EXERCISE INPUTS:
%%

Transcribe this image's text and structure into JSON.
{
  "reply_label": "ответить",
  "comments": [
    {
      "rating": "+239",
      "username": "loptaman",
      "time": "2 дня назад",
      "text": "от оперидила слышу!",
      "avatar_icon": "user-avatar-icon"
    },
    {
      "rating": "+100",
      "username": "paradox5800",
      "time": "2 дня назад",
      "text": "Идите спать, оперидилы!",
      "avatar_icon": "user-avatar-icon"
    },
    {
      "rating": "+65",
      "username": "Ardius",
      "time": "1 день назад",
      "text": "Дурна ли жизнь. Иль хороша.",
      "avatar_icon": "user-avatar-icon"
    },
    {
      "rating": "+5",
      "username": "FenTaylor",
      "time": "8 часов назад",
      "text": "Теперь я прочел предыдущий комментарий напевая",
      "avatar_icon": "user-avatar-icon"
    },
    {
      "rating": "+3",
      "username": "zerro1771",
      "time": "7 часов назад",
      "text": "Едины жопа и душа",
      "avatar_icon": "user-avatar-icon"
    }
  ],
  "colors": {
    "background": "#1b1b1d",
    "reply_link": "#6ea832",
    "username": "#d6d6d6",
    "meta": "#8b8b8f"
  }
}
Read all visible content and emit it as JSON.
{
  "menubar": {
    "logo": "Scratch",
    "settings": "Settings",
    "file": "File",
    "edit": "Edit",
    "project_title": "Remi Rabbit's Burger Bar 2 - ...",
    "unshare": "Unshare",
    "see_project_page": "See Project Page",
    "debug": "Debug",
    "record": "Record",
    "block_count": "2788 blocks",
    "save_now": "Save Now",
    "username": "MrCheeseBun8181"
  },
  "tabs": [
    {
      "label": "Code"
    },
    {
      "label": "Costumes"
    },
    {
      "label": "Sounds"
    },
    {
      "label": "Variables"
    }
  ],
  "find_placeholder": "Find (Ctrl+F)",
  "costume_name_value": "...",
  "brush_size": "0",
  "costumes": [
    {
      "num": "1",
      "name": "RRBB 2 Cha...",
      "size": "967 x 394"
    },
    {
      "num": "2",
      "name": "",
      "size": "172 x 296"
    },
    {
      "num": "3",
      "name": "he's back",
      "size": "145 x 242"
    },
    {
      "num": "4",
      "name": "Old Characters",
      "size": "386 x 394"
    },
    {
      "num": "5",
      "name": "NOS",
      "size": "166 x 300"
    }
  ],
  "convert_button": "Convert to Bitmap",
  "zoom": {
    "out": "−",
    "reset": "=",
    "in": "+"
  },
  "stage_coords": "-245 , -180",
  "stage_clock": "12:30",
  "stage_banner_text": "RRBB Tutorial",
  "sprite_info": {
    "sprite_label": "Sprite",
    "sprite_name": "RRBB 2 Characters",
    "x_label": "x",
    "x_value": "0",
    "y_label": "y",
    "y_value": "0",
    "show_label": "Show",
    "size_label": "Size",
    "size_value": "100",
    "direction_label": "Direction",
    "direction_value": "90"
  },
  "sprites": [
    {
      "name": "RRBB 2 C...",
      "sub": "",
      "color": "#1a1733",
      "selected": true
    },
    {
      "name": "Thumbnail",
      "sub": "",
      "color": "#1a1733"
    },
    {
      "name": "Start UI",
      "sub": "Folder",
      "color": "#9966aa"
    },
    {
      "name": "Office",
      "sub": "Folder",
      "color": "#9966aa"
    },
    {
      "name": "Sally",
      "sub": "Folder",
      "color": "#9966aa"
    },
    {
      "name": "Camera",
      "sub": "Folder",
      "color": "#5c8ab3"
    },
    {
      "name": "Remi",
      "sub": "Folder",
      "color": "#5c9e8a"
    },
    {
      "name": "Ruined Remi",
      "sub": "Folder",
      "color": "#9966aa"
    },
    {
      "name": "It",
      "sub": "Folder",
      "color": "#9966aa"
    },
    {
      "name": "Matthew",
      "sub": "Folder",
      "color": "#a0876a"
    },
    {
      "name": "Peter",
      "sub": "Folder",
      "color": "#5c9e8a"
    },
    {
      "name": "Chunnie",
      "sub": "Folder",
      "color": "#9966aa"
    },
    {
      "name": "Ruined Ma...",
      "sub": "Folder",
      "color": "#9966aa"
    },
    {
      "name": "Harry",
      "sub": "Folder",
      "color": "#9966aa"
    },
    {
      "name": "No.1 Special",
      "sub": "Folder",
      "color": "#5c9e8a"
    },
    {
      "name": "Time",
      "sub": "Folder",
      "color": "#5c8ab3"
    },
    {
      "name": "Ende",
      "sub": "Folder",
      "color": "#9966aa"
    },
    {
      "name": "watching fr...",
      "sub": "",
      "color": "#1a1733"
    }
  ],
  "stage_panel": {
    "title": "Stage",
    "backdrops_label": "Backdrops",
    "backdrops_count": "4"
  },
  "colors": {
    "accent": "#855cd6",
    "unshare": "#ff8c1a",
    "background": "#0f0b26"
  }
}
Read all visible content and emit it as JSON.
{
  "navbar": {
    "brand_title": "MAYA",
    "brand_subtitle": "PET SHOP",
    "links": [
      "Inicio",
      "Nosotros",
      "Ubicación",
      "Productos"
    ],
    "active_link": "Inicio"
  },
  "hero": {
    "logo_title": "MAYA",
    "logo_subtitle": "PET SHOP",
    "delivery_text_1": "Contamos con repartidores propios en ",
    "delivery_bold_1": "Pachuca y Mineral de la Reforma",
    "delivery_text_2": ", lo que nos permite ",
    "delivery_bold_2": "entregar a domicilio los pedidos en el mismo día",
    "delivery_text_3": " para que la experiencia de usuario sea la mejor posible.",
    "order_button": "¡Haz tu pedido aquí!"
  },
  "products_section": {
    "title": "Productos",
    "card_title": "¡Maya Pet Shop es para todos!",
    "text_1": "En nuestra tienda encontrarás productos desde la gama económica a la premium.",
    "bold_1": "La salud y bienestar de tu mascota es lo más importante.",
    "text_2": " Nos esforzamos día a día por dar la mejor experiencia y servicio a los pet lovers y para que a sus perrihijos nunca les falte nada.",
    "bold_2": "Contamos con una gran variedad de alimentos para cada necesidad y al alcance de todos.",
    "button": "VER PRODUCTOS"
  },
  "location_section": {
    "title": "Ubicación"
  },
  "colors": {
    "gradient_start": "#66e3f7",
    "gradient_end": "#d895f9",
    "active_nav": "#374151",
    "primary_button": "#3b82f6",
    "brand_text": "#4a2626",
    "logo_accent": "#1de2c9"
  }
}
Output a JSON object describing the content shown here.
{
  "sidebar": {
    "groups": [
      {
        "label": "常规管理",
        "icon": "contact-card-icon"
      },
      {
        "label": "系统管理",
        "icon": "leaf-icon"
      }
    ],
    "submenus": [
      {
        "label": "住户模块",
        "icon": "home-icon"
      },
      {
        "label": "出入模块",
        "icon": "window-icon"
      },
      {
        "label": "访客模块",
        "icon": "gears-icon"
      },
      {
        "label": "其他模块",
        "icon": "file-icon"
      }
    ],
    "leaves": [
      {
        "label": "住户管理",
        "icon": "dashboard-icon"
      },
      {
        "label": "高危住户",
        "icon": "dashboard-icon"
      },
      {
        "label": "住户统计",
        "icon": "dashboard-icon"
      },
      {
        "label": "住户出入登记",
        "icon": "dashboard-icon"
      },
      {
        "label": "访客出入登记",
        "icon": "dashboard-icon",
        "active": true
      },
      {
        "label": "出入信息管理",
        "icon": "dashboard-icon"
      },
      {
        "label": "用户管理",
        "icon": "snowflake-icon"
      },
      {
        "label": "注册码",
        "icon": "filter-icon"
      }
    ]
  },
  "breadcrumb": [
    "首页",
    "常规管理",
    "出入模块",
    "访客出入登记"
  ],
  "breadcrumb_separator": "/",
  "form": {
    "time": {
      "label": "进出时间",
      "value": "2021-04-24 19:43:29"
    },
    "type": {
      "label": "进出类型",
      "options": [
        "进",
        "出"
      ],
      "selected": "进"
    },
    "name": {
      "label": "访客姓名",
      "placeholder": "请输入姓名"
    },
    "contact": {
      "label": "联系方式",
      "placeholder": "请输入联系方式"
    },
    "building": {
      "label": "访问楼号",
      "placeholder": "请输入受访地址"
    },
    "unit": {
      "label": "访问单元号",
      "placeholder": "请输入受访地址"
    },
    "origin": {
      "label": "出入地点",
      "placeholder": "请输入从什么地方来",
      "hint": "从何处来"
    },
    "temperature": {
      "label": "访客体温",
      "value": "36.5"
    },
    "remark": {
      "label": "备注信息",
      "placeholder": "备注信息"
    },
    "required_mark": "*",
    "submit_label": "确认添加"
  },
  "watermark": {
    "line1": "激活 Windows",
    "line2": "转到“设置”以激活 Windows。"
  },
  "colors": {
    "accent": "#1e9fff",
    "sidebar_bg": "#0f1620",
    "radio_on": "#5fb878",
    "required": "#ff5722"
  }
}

%%

Look through the records and gather each line with the word "background".

    "background": "#1b1b1d",
    "background": "#0f0b26"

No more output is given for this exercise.